#### Exercise materials ####

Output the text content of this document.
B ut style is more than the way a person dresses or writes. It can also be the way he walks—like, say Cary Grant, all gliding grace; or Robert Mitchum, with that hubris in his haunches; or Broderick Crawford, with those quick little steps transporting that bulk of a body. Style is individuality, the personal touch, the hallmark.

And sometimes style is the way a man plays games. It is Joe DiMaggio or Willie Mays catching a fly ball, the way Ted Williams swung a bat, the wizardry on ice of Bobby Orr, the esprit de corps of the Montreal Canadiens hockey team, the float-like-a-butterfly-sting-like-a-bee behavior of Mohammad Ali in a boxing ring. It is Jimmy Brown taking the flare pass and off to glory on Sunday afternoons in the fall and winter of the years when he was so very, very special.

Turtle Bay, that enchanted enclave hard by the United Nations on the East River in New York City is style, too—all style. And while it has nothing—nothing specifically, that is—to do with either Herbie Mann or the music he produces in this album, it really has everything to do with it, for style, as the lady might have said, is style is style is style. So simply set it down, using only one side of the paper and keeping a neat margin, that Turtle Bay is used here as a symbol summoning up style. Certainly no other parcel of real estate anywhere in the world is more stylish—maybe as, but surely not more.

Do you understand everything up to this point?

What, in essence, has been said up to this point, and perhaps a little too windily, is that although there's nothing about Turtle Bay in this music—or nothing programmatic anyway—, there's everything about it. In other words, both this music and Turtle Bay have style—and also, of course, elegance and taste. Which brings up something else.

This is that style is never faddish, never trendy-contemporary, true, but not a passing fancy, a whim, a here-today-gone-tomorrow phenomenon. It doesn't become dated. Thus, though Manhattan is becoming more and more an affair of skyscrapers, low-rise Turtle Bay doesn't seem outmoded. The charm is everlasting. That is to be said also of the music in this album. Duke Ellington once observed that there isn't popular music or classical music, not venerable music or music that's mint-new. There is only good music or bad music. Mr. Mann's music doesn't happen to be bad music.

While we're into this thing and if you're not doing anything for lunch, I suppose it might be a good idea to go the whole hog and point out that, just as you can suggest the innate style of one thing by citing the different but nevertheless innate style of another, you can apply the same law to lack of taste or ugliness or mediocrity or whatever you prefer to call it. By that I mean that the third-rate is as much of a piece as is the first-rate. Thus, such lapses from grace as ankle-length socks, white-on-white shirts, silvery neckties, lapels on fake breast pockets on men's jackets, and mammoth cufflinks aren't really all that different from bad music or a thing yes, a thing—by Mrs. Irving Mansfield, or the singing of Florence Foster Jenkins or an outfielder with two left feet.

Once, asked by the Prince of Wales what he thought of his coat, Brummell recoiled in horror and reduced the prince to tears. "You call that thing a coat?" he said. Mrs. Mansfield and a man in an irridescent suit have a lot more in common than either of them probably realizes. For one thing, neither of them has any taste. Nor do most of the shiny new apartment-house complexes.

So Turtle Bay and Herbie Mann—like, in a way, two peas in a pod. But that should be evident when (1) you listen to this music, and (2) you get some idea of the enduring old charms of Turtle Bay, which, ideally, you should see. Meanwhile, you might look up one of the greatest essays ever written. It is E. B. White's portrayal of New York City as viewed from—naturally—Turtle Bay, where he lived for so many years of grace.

####

● **What is being asked**
Make an exact copy of the data above.

● **Problem solution**
Output the text content of this document.
B ut style is more than the way a person dresses or writes. It can also be the way he walks—like, say Cary Grant, all gliding grace; or Robert Mitchum, with that hubris in his haunches; or Broderick Crawford, with those quick little steps transporting that bulk of a body. Style is individuality, the personal touch, the hallmark.

And sometimes style is the way a man plays games. It is Joe DiMaggio or Willie Mays catching a fly ball, the way Ted Williams swung a bat, the wizardry on ice of Bobby Orr, the esprit de corps of the Montreal Canadiens hockey team, the float-like-a-butterfly-sting-like-a-bee behavior of Mohammad Ali in a boxing ring. It is Jimmy Brown taking the flare pass and off to glory on Sunday afternoons in the fall and winter of the years when he was so very, very special.

Turtle Bay, that enchanted enclave hard by the United Nations on the East River in New York City is style, too—all style. And while it has nothing—nothing specifically, that is—to do with either Herbie Mann or the music he produces in this album, it really has everything to do with it, for style, as the lady might have said, is style is style is style. So simply set it down, using only one side of the paper and keeping a neat margin, that Turtle Bay is used here as a symbol summoning up style. Certainly no other parcel of real estate anywhere in the world is more stylish—maybe as, but surely not more.

Do you understand everything up to this point?

What, in essence, has been said up to this point, and perhaps a little too windily, is that although there's nothing about Turtle Bay in this music—or nothing programmatic anyway—, there's everything about it. In other words, both this music and Turtle Bay have style—and also, of course, elegance and taste. Which brings up something else.

This is that style is never faddish, never trendy-contemporary, true, but not a passing fancy, a whim, a here-today-gone-tomorrow phenomenon. It doesn't become dated. Thus, though Manhattan is becoming more and more an affair of skyscrapers, low-rise Turtle Bay doesn't seem outmoded. The charm is everlasting. That is to be said also of the music in this album. Duke Ellington once observed that there isn't popular music or classical music, not venerable music or music that's mint-new. There is only good music or bad music. Mr. Mann's music doesn't happen to be bad music.

While we're into this thing and if you're not doing anything for lunch, I suppose it might be a good idea to go the whole hog and point out that, just as you can suggest the innate style of one thing by citing the different but nevertheless innate style of another, you can apply the same law to lack of taste or ugliness or mediocrity or whatever you prefer to call it. By that I mean that the third-rate is as much of a piece as is the first-rate. Thus, such lapses from grace as ankle-length socks, white-on-white shirts, silvery neckties, lapels on fake breast pockets on men's jackets, and mammoth cufflinks aren't really all that different from bad music or a thing yes, a thing—by Mrs. Irving Mansfield, or the singing of Florence Foster Jenkins or an outfielder with two left feet.

Once, asked by the Prince of Wales what he thought of his coat, Brummell recoiled in horror and reduced the prince to tears. "You call that thing a coat?" he said. Mrs. Mansfield and a man in an irridescent suit have a lot more in common than either of them probably realizes. For one thing, neither of them has any taste. Nor do most of the shiny new apartment-house complexes.

So Turtle Bay and Herbie Mann—like, in a way, two peas in a pod. But that should be evident when (1) you listen to this music, and (2) you get some idea of the enduring old charms of Turtle Bay, which, ideally, you should see. Meanwhile, you might look up one of the greatest essays ever written. It is E. B. White's portrayal of New York City as viewed from—naturally—Turtle Bay, where he lived for so many years of grace.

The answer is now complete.